● **Supplied text**
******************************

It is true that the earlier imperative for Warsaw Pact kiddies to pick up the emperor’s lingo had a certain physicality to it, or an implied physicality, but this should not alter our admiration for the speed with which they shrugged it off once the tanks, or threat of tanks, had been removed. Ironically, Russian is probably more important now than it ever was back then, and likely to become more so. I would concede to my kids learning Russian as maybe a fourth- or fifth-choice language, after Spanish, Mandarin and Arabic (and maybe Bahasa Malay/Indonesian). French I would put somewhere in the low fifties, below the important languages (of which there are maybe 12) and below all those languages we Europeans, out of a sense of leftish decency, teach kids in order to keep them alive (Welsh, Gaelic, Sorbian, etc). And maybe a place or two above Hungarian, Finnish or Vietnamese.
The Daily Mail, covering the Chris Bryant story, included a little box to show what the world’s most widely spoken languages really are. Even in this list, French came a very long way down the table. But even these tables — of which there are many different variants, using differing methods of calculation according to the political disposition of the person compiling the list — underestimate the reach of English and its importance.
Usually, our native tongue (or its Americanised equivalent) is placed second to Mandarin as the most widely spoken language; roughly one billion people speaking it, compared to 1.2 billion for Mandarin. But this is a mistake, as Mandarin is not terribly widely spoken at all — it is spoken a lot in China, of course, and in communities of Chinese people outside China. It is not known terribly well in Munich, or Cairo, or Rio de Janeiro or Mogadishu or even Myanmar (a neighbour) — whereas English is. Mandarin is growing, rapidly, in its importance and spread throughout the world, but it is a long, long way behind English. If you were a Filipino businessman conducting a deal with, say, a Flemish company, you would most likely use English as the common language, with Spanish as a close second.

******************************

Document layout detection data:
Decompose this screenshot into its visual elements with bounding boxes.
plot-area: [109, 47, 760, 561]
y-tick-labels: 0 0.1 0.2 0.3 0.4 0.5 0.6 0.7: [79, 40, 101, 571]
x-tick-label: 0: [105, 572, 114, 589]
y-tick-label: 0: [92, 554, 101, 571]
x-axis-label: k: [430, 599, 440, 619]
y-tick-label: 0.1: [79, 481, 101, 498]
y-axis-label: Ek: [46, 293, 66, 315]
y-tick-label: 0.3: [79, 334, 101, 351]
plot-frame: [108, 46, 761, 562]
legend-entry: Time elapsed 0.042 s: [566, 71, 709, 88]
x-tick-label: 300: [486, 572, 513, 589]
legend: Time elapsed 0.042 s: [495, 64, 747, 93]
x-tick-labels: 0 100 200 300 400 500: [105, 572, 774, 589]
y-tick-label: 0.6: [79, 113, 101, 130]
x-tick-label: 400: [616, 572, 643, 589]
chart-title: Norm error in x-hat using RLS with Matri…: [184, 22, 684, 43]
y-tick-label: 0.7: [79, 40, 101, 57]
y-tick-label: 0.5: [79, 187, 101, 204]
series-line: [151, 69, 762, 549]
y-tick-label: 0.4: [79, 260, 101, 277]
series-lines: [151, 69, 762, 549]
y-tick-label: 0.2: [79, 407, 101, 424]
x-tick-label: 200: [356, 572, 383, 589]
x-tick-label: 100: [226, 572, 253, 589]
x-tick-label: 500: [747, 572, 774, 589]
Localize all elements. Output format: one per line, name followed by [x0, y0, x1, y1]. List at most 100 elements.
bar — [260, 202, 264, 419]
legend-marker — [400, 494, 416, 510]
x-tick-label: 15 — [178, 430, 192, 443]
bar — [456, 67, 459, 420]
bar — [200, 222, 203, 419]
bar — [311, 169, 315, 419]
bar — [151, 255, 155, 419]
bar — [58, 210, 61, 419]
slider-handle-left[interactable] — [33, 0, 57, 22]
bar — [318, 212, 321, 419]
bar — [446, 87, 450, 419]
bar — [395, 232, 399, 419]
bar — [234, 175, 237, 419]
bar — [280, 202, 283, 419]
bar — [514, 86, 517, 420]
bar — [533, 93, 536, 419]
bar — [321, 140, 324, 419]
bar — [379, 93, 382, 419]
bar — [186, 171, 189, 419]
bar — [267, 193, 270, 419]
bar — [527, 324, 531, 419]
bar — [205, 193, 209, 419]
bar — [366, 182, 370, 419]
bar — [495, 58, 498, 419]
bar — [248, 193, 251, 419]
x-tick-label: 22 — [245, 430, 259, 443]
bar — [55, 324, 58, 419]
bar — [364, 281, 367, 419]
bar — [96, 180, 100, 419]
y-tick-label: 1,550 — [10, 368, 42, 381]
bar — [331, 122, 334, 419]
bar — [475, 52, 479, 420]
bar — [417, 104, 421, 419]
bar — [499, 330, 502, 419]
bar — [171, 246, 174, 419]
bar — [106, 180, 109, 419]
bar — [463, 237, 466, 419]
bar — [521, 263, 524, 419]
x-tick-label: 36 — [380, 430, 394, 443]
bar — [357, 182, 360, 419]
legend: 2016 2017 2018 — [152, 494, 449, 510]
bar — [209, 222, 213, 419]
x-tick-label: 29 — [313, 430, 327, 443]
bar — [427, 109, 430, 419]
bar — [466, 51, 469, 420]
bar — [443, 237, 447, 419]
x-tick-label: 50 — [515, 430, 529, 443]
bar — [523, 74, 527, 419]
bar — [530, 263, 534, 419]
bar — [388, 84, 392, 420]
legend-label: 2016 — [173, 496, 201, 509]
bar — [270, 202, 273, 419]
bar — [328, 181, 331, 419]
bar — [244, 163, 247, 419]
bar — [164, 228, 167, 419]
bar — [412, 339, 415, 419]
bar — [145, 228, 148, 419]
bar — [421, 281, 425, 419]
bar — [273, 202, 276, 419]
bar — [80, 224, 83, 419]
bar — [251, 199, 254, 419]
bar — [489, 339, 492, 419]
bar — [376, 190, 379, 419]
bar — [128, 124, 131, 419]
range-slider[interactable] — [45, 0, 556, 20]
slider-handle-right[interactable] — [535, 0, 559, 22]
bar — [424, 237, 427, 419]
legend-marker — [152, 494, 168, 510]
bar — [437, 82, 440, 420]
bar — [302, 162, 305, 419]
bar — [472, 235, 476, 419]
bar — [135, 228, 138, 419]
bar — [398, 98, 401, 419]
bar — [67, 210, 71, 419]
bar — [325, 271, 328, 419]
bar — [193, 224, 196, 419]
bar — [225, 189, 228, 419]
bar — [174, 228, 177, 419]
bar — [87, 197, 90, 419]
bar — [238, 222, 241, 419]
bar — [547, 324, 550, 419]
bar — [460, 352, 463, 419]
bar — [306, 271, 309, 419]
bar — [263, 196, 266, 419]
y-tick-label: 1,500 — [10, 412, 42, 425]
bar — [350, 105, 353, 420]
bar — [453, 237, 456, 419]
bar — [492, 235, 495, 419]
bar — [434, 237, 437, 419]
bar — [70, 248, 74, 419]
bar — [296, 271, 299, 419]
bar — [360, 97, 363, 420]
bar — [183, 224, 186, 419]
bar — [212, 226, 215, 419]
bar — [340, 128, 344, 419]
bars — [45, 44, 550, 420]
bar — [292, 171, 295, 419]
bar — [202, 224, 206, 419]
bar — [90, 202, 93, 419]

******************************

● **Problem**
Extract the passage on world languages word for word, starting at "It is true that" and ending at "Finnish or Vietnamese.".

● **Written response**
It is true that the earlier imperative for Warsaw Pact kiddies to pick up the emperor’s lingo had a certain physicality to it, or an implied physicality, but this should not alter our admiration for the speed with which they shrugged it off once the tanks, or threat of tanks, had been removed. Ironically, Russian is probably more important now than it ever was back then, and likely to become more so. I would concede to my kids learning Russian as maybe a fourth- or fifth-choice language, after Spanish, Mandarin and Arabic (and maybe Bahasa Malay/Indonesian). French I would put somewhere in the low fifties, below the important languages (of which there are maybe 12) and below all those languages we Europeans, out of a sense of leftish decency, teach kids in order to keep them alive (Welsh, Gaelic, Sorbian, etc). And maybe a place or two above Hungarian, Finnish or Vietnamese.